§ GIVEN PROBLEM
Reproduce all records verbatim.

§ INFORMATION SUPPLIED
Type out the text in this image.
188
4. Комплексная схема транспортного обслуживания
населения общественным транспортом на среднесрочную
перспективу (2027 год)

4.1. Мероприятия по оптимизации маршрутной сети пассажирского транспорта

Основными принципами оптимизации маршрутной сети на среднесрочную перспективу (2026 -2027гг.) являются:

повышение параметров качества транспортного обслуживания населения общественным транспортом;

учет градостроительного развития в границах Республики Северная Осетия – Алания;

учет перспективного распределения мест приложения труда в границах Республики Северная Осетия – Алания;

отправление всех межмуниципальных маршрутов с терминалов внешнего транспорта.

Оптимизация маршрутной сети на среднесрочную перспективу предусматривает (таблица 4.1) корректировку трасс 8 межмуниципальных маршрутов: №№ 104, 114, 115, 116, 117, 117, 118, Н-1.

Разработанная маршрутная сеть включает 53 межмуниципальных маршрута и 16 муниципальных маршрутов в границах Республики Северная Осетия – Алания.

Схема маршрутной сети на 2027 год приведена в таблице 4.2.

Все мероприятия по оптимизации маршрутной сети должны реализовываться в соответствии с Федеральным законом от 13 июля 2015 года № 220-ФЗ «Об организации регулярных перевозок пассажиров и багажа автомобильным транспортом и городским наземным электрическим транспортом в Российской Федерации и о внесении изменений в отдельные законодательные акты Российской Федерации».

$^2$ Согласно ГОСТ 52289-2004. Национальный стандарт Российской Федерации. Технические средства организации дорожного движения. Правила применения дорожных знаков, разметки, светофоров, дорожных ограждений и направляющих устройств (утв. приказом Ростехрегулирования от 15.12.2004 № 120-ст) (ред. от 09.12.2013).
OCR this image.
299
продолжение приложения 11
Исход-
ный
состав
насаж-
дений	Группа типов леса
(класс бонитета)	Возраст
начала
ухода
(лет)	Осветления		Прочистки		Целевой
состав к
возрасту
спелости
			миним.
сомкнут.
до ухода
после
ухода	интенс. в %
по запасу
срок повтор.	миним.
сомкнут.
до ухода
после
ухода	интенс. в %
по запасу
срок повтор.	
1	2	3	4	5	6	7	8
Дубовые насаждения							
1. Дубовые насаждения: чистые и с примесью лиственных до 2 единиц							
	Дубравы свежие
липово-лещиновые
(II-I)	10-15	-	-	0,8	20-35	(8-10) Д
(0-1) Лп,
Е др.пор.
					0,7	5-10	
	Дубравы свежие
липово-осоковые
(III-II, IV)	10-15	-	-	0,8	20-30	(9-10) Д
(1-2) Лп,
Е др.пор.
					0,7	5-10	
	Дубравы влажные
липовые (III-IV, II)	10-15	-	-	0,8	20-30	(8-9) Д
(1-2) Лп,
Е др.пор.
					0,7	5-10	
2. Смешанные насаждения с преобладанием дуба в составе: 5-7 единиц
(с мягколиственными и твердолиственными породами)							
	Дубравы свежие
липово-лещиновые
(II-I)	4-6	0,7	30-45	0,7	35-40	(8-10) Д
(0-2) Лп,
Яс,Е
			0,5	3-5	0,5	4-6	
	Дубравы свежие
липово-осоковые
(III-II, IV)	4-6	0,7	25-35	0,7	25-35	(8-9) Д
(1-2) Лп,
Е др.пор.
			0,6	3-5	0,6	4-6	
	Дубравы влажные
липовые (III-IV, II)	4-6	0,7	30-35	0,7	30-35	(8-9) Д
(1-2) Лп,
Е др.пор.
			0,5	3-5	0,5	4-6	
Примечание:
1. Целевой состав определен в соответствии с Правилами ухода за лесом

§ OUTPUT FOR THIS TASK
Type out the text in this image.
188
4. Комплексная схема транспортного обслуживания
населения общественным транспортом на среднесрочную
перспективу (2027 год)

4.1. Мероприятия по оптимизации маршрутной сети пассажирского транспорта

Основными принципами оптимизации маршрутной сети на среднесрочную перспективу (2026 -2027гг.) являются:

повышение параметров качества транспортного обслуживания населения общественным транспортом;

учет градостроительного развития в границах Республики Северная Осетия – Алания;

учет перспективного распределения мест приложения труда в границах Республики Северная Осетия – Алания;

отправление всех межмуниципальных маршрутов с терминалов внешнего транспорта.

Оптимизация маршрутной сети на среднесрочную перспективу предусматривает (таблица 4.1) корректировку трасс 8 межмуниципальных маршрутов: №№ 104, 114, 115, 116, 117, 117, 118, Н-1.

Разработанная маршрутная сеть включает 53 межмуниципальных маршрута и 16 муниципальных маршрутов в границах Республики Северная Осетия – Алания.

Схема маршрутной сети на 2027 год приведена в таблице 4.2.

Все мероприятия по оптимизации маршрутной сети должны реализовываться в соответствии с Федеральным законом от 13 июля 2015 года № 220-ФЗ «Об организации регулярных перевозок пассажиров и багажа автомобильным транспортом и городским наземным электрическим транспортом в Российской Федерации и о внесении изменений в отдельные законодательные акты Российской Федерации».

$^2$ Согласно ГОСТ 52289-2004. Национальный стандарт Российской Федерации. Технические средства организации дорожного движения. Правила применения дорожных знаков, разметки, светофоров, дорожных ограждений и направляющих устройств (утв. приказом Ростехрегулирования от 15.12.2004 № 120-ст) (ред. от 09.12.2013).
OCR this image.
299
продолжение приложения 11
Исход-
ный
состав
насаж-
дений	Группа типов леса
(класс бонитета)	Возраст
начала
ухода
(лет)	Осветления		Прочистки		Целевой
состав к
возрасту
спелости
			миним.
сомкнут.
до ухода
после
ухода	интенс. в %
по запасу
срок повтор.	миним.
сомкнут.
до ухода
после
ухода	интенс. в %
по запасу
срок повтор.	
1	2	3	4	5	6	7	8
Дубовые насаждения							
1. Дубовые насаждения: чистые и с примесью лиственных до 2 единиц							
	Дубравы свежие
липово-лещиновые
(II-I)	10-15	-	-	0,8	20-35	(8-10) Д
(0-1) Лп,
Е др.пор.
					0,7	5-10	
	Дубравы свежие
липово-осоковые
(III-II, IV)	10-15	-	-	0,8	20-30	(9-10) Д
(1-2) Лп,
Е др.пор.
					0,7	5-10	
	Дубравы влажные
липовые (III-IV, II)	10-15	-	-	0,8	20-30	(8-9) Д
(1-2) Лп,
Е др.пор.
					0,7	5-10	
2. Смешанные насаждения с преобладанием дуба в составе: 5-7 единиц
(с мягколиственными и твердолиственными породами)							
	Дубравы свежие
липово-лещиновые
(II-I)	4-6	0,7	30-45	0,7	35-40	(8-10) Д
(0-2) Лп,
Яс,Е
			0,5	3-5	0,5	4-6	
	Дубравы свежие
липово-осоковые
(III-II, IV)	4-6	0,7	25-35	0,7	25-35	(8-9) Д
(1-2) Лп,
Е др.пор.
			0,6	3-5	0,6	4-6	
	Дубравы влажные
липовые (III-IV, II)	4-6	0,7	30-35	0,7	30-35	(8-9) Д
(1-2) Лп,
Е др.пор.
			0,5	3-5	0,5	4-6	
Примечание:
1. Целевой состав определен в соответствии с Правилами ухода за лесом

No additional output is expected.